::: Available records

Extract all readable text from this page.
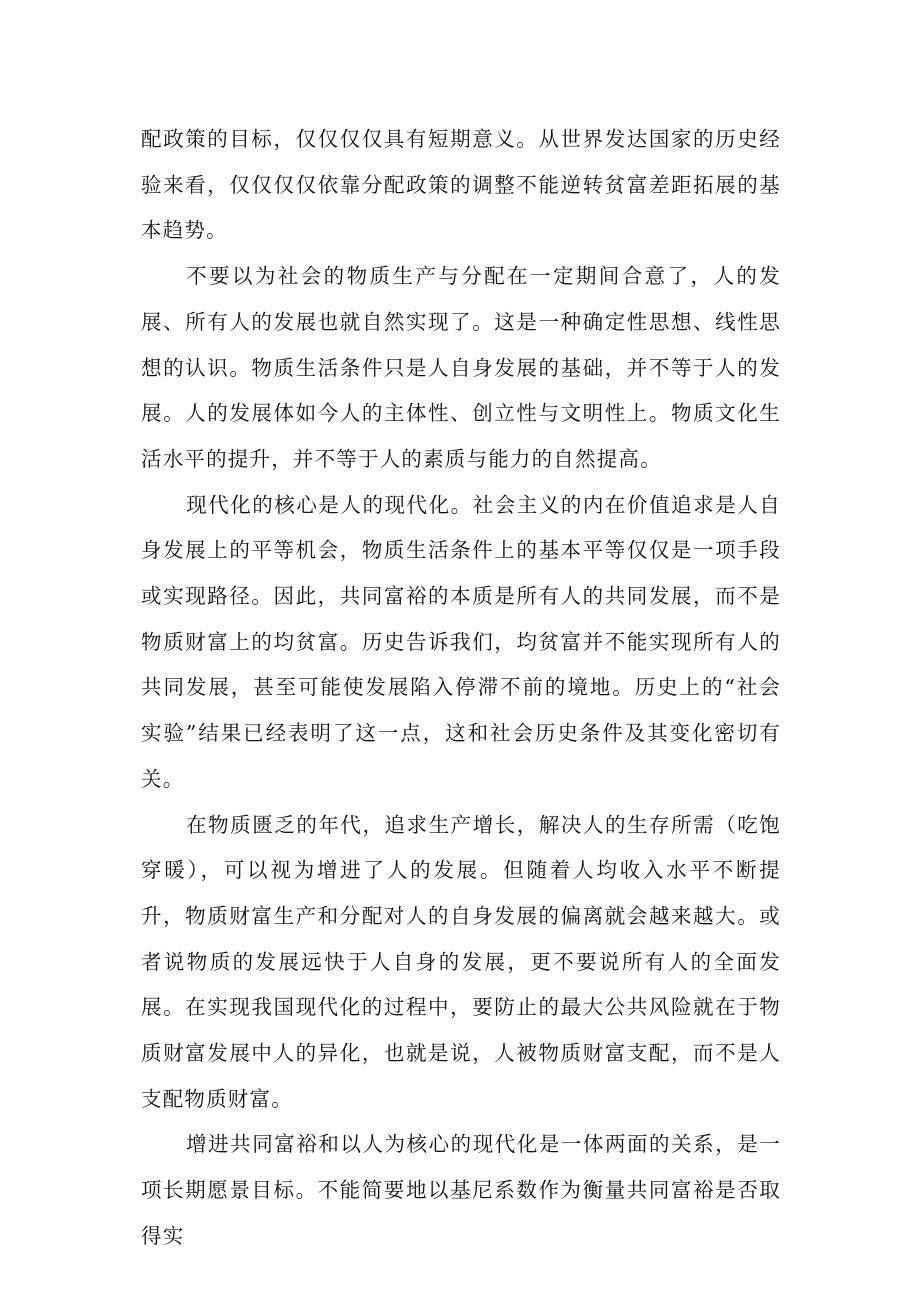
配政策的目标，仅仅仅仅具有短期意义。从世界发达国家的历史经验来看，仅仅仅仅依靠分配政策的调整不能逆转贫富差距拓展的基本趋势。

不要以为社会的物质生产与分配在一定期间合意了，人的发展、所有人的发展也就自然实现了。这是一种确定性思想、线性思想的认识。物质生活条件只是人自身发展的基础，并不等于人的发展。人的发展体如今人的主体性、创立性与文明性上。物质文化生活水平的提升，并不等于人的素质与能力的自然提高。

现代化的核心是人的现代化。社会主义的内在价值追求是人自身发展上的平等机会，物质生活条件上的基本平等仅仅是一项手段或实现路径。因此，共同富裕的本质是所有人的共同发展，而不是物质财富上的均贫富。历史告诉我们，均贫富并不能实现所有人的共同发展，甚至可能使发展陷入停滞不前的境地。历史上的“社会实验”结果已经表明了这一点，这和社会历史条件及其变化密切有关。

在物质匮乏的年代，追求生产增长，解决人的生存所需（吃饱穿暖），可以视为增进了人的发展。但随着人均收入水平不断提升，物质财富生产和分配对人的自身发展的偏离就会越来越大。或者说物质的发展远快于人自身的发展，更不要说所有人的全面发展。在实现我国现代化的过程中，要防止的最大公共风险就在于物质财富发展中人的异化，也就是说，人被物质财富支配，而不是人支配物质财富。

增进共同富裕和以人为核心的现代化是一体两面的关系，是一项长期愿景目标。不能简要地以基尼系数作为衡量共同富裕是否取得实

::::::

# The task
Write out the full set of lines verbatim, without the pictures.

# Solution
Extract all readable text from this page.
配政策的目标，仅仅仅仅具有短期意义。从世界发达国家的历史经验来看，仅仅仅仅依靠分配政策的调整不能逆转贫富差距拓展的基本趋势。

不要以为社会的物质生产与分配在一定期间合意了，人的发展、所有人的发展也就自然实现了。这是一种确定性思想、线性思想的认识。物质生活条件只是人自身发展的基础，并不等于人的发展。人的发展体如今人的主体性、创立性与文明性上。物质文化生活水平的提升，并不等于人的素质与能力的自然提高。

现代化的核心是人的现代化。社会主义的内在价值追求是人自身发展上的平等机会，物质生活条件上的基本平等仅仅是一项手段或实现路径。因此，共同富裕的本质是所有人的共同发展，而不是物质财富上的均贫富。历史告诉我们，均贫富并不能实现所有人的共同发展，甚至可能使发展陷入停滞不前的境地。历史上的“社会实验”结果已经表明了这一点，这和社会历史条件及其变化密切有关。

在物质匮乏的年代，追求生产增长，解决人的生存所需（吃饱穿暖），可以视为增进了人的发展。但随着人均收入水平不断提升，物质财富生产和分配对人的自身发展的偏离就会越来越大。或者说物质的发展远快于人自身的发展，更不要说所有人的全面发展。在实现我国现代化的过程中，要防止的最大公共风险就在于物质财富发展中人的异化，也就是说，人被物质财富支配，而不是人支配物质财富。

增进共同富裕和以人为核心的现代化是一体两面的关系，是一项长期愿景目标。不能简要地以基尼系数作为衡量共同富裕是否取得实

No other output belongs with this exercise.